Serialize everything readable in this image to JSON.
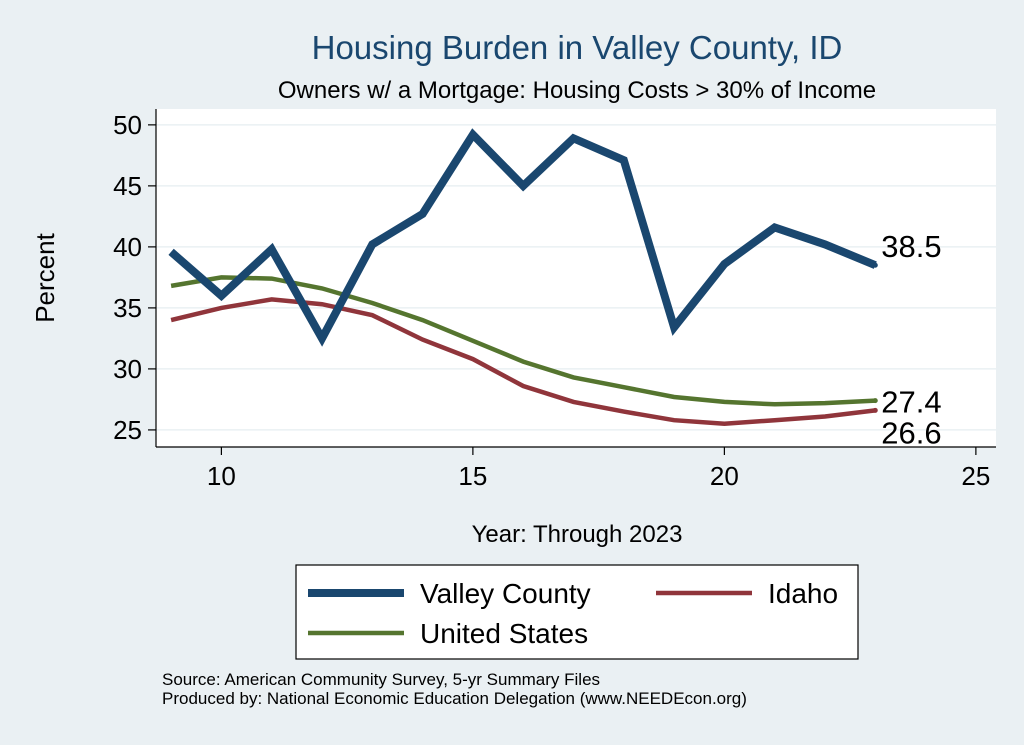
{
  "chart_data": {
    "type": "line",
    "title": "Housing Burden in Valley County, ID",
    "subtitle": "Owners w/ a Mortgage: Housing Costs > 30% of Income",
    "xlabel": "Year: Through 2023",
    "ylabel": "Percent",
    "xlim": [
      8.7,
      25.4
    ],
    "ylim": [
      23.6,
      51.3
    ],
    "xticks": [
      10,
      15,
      20,
      25
    ],
    "yticks": [
      25,
      30,
      35,
      40,
      45,
      50
    ],
    "grid": true,
    "legend_position": "bottom",
    "x": [
      9,
      10,
      11,
      12,
      13,
      14,
      15,
      16,
      17,
      18,
      19,
      20,
      21,
      22,
      23
    ],
    "series": [
      {
        "name": "Valley County",
        "color": "#1a476f",
        "values": [
          39.6,
          36.0,
          39.8,
          32.5,
          40.2,
          42.7,
          49.2,
          45.0,
          48.9,
          47.1,
          33.4,
          38.6,
          41.6,
          40.2,
          38.5
        ],
        "end_label": "38.5"
      },
      {
        "name": "Idaho",
        "color": "#90353b",
        "values": [
          34.0,
          35.0,
          35.7,
          35.3,
          34.4,
          32.4,
          30.8,
          28.6,
          27.3,
          26.5,
          25.8,
          25.5,
          25.8,
          26.1,
          26.6
        ],
        "end_label": "26.6"
      },
      {
        "name": "United States",
        "color": "#55752f",
        "values": [
          36.8,
          37.5,
          37.4,
          36.6,
          35.4,
          34.0,
          32.3,
          30.6,
          29.3,
          28.5,
          27.7,
          27.3,
          27.1,
          27.2,
          27.4
        ],
        "end_label": "27.4"
      }
    ]
  },
  "notes": {
    "source": "Source: American Community Survey, 5-yr Summary Files",
    "producer": "Produced by: National Economic Education Delegation (www.NEEDEcon.org)"
  }
}
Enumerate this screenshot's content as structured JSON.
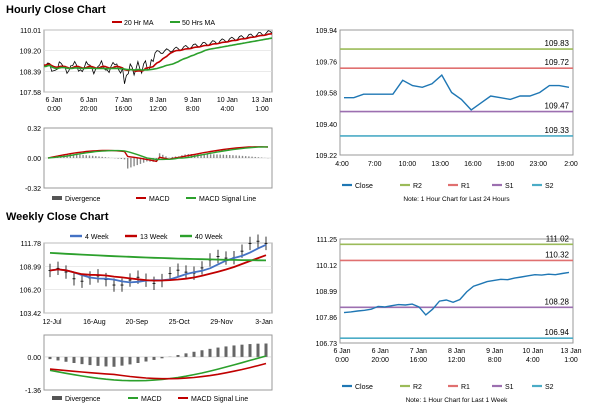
{
  "hourly": {
    "title": "Hourly Close Chart",
    "price": {
      "ylabels": [
        "110.01",
        "109.20",
        "108.39",
        "107.58"
      ],
      "yvals": [
        110.01,
        109.2,
        108.39,
        107.58
      ],
      "xlabels": [
        [
          "6 Jan",
          "0:00"
        ],
        [
          "6 Jan",
          "20:00"
        ],
        [
          "7 Jan",
          "16:00"
        ],
        [
          "8 Jan",
          "12:00"
        ],
        [
          "9 Jan",
          "8:00"
        ],
        [
          "10 Jan",
          "4:00"
        ],
        [
          "13 Jan",
          "1:00"
        ]
      ],
      "legend": [
        "20 Hr MA",
        "50 Hrs MA"
      ],
      "colors": {
        "price": "#000000",
        "ma20": "#c00000",
        "ma50": "#2ca02c"
      }
    },
    "macd": {
      "ylabels": [
        "0.32",
        "0.00",
        "-0.32"
      ],
      "yvals": [
        0.32,
        0.0,
        -0.32
      ],
      "legend": [
        "Divergence",
        "MACD",
        "MACD Signal Line"
      ]
    },
    "close": {
      "ylabels": [
        "109.94",
        "109.76",
        "109.58",
        "109.40",
        "109.22"
      ],
      "yvals": [
        109.94,
        109.76,
        109.58,
        109.4,
        109.22
      ],
      "xlabels": [
        "4:00",
        "7:00",
        "10:00",
        "13:00",
        "16:00",
        "19:00",
        "23:00",
        "2:00"
      ],
      "levels": [
        {
          "name": "R2",
          "value": 109.83,
          "label": "109.83",
          "color": "#9bbb59"
        },
        {
          "name": "R1",
          "value": 109.72,
          "label": "109.72",
          "color": "#e07070"
        },
        {
          "name": "S1",
          "value": 109.47,
          "label": "109.47",
          "color": "#9c6fb0"
        },
        {
          "name": "S2",
          "value": 109.33,
          "label": "109.33",
          "color": "#4bacc6"
        }
      ],
      "series": [
        109.55,
        109.55,
        109.57,
        109.57,
        109.57,
        109.57,
        109.65,
        109.62,
        109.61,
        109.63,
        109.68,
        109.58,
        109.54,
        109.48,
        109.52,
        109.56,
        109.55,
        109.54,
        109.56,
        109.56,
        109.58,
        109.62,
        109.62,
        109.61
      ],
      "legend": [
        "Close",
        "R2",
        "R1",
        "S1",
        "S2"
      ],
      "note": "Note: 1 Hour Chart for Last 24 Hours"
    }
  },
  "weekly": {
    "title": "Weekly Close Chart",
    "price": {
      "ylabels": [
        "111.78",
        "108.99",
        "106.20",
        "103.42"
      ],
      "yvals": [
        111.78,
        108.99,
        106.2,
        103.42
      ],
      "xlabels": [
        "12-Jul",
        "16-Aug",
        "20-Sep",
        "25-Oct",
        "29-Nov",
        "3-Jan"
      ],
      "legend": [
        "4 Week",
        "13 Week",
        "40 Week"
      ],
      "colors": {
        "w4": "#4472c4",
        "w13": "#c00000",
        "w40": "#2ca02c"
      }
    },
    "macd": {
      "ylabels": [
        "0.00",
        "-1.36"
      ],
      "yvals": [
        0.0,
        -1.36
      ],
      "legend": [
        "Divergence",
        "MACD",
        "MACD Signal Line"
      ]
    },
    "close": {
      "ylabels": [
        "111.25",
        "110.12",
        "108.99",
        "107.86",
        "106.73"
      ],
      "yvals": [
        111.25,
        110.12,
        108.99,
        107.86,
        106.73
      ],
      "xlabels": [
        [
          "6 Jan",
          "0:00"
        ],
        [
          "6 Jan",
          "20:00"
        ],
        [
          "7 Jan",
          "16:00"
        ],
        [
          "8 Jan",
          "12:00"
        ],
        [
          "9 Jan",
          "8:00"
        ],
        [
          "10 Jan",
          "4:00"
        ],
        [
          "13 Jan",
          "1:00"
        ]
      ],
      "levels": [
        {
          "name": "R2",
          "value": 111.02,
          "label": "111.02",
          "color": "#9bbb59"
        },
        {
          "name": "R1",
          "value": 110.32,
          "label": "110.32",
          "color": "#e07070"
        },
        {
          "name": "S1",
          "value": 108.28,
          "label": "108.28",
          "color": "#9c6fb0"
        },
        {
          "name": "S2",
          "value": 106.94,
          "label": "106.94",
          "color": "#4bacc6"
        }
      ],
      "series": [
        108.05,
        108.08,
        108.12,
        108.15,
        108.2,
        108.32,
        108.3,
        108.35,
        108.4,
        108.38,
        108.42,
        108.3,
        107.95,
        108.2,
        108.55,
        108.6,
        108.5,
        108.62,
        108.95,
        109.2,
        109.3,
        109.4,
        109.45,
        109.5,
        109.48,
        109.55,
        109.6,
        109.65,
        109.7,
        109.68,
        109.72,
        109.7,
        109.75,
        109.8
      ],
      "legend": [
        "Close",
        "R2",
        "R1",
        "S1",
        "S2"
      ],
      "note": "Note: 1 Hour Chart for Last 1 Week"
    }
  },
  "chart_data": [
    {
      "type": "line",
      "title": "Hourly Close Chart",
      "series": [
        {
          "name": "20 Hr MA"
        },
        {
          "name": "50 Hrs MA"
        }
      ],
      "ylim": [
        107.58,
        110.01
      ]
    },
    {
      "type": "line",
      "title": "",
      "ylim": [
        109.22,
        109.94
      ],
      "x": [
        "4:00",
        "7:00",
        "10:00",
        "13:00",
        "16:00",
        "19:00",
        "23:00",
        "2:00"
      ],
      "series": [
        {
          "name": "Close"
        }
      ],
      "levels": {
        "R2": 109.83,
        "R1": 109.72,
        "S1": 109.47,
        "S2": 109.33
      }
    },
    {
      "type": "line",
      "title": "Weekly Close Chart",
      "series": [
        {
          "name": "4 Week"
        },
        {
          "name": "13 Week"
        },
        {
          "name": "40 Week"
        }
      ],
      "ylim": [
        103.42,
        111.78
      ]
    },
    {
      "type": "line",
      "title": "",
      "ylim": [
        106.73,
        111.25
      ],
      "series": [
        {
          "name": "Close"
        }
      ],
      "levels": {
        "R2": 111.02,
        "R1": 110.32,
        "S1": 108.28,
        "S2": 106.94
      }
    }
  ]
}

* YOUR TASK
Only the number is wanted: how many lines above include the word "Valley"?

* RESULT OF THE TASK
2